_Excerpted passage_:
Pretotyping - From Ideas to Reality


Anyone can come up with ideas. It's the selected few that can make them become reality. This is the difference between ideas and innovators. This is also one of the core points of Patrick Copeland's QCon keynote, "Innovation at Google".

Not every idea is worth developing into a full-blown product. How then do you identify which ones are? This is where pretotyping comes in. It is important not to mix it up with prototyping. According to Copeland, these two concepts operate on different level. Pretotyping is all about coming up with a testable version of idea with minimal cost and effort. Prototyping aims to produce something way more concrete.

This means your pretotype might just be a piece of paper or a block of wood. It is supposed to resemble the real thing enough so you can interact with it in a primitive manner. Instead of having the computer to perform the logic, you might handle that yourself or get a buddy to do that for you and act as an "oracle" of some sort. Whatever you can come up with at minimal cost works as long as it's enough to illustrate the concept!

Once you've got your pretotype up and "running" you might want to use it for a while to see whether or not it really works. Some ideas seem great initially but then fizzle as you get bored with them. It's better to get bored with a pretotype than something more concrete. In the best case you end up wanting to implement the idea because it's proven to work on basic level.

_Given records_:
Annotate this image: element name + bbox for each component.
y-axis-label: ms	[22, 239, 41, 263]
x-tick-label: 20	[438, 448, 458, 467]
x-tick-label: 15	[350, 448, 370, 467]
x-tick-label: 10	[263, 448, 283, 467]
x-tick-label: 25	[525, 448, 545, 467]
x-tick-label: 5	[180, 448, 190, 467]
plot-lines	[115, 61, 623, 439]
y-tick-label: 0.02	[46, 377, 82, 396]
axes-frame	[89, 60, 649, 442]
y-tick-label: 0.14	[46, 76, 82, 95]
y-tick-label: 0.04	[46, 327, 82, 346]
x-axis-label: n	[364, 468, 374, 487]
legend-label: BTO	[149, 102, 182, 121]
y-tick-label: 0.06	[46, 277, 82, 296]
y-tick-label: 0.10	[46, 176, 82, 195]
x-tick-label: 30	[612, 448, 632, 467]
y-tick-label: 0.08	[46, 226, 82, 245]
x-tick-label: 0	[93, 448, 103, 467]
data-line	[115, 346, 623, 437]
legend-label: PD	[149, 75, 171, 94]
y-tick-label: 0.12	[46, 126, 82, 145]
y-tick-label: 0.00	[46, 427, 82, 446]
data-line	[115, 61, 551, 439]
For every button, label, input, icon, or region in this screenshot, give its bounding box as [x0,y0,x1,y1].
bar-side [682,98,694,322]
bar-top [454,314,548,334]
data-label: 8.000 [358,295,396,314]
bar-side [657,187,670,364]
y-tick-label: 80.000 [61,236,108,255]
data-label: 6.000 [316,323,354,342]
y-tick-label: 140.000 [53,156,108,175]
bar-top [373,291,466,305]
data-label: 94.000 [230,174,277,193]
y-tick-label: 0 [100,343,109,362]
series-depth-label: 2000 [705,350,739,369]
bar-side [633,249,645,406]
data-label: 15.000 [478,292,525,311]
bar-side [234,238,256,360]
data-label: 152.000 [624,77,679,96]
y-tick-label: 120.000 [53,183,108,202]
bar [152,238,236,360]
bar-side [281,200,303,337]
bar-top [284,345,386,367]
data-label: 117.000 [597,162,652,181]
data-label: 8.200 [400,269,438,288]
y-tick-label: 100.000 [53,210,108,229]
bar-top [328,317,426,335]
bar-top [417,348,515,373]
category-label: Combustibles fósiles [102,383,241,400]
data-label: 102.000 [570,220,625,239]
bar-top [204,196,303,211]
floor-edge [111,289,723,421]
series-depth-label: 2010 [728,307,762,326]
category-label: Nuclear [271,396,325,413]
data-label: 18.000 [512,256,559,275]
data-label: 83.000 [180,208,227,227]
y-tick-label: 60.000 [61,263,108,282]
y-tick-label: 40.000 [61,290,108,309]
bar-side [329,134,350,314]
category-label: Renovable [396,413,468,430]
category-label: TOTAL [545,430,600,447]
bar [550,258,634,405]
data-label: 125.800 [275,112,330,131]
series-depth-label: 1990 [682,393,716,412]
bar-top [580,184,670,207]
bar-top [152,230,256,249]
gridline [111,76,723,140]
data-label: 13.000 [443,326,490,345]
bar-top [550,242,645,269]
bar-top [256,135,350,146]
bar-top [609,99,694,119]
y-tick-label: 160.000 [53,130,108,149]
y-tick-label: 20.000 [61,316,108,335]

_Instructions_:
1) In the pretotyping text, translate this sentence into Spanish: "It's better to get bored with a pretotype than something more concrete."
2) From the pretotyping text, quote word for word the part that opens with the words containing "This means your" and closes with "illustrate the concept!".
Work from the pretotyping text alone.

_Answers by item_:
1) Es mejor aburrirse con un pretotipo que con algo más concreto.

2)
This means your pretotype might just be a piece of paper or a block of wood. It is supposed to resemble the real thing enough so you can interact with it in a primitive manner. Instead of having the computer to perform the logic, you might handle that yourself or get a buddy to do that for you and act as an "oracle" of some sort. Whatever you can come up with at minimal cost works as long as it's enough to illustrate the concept!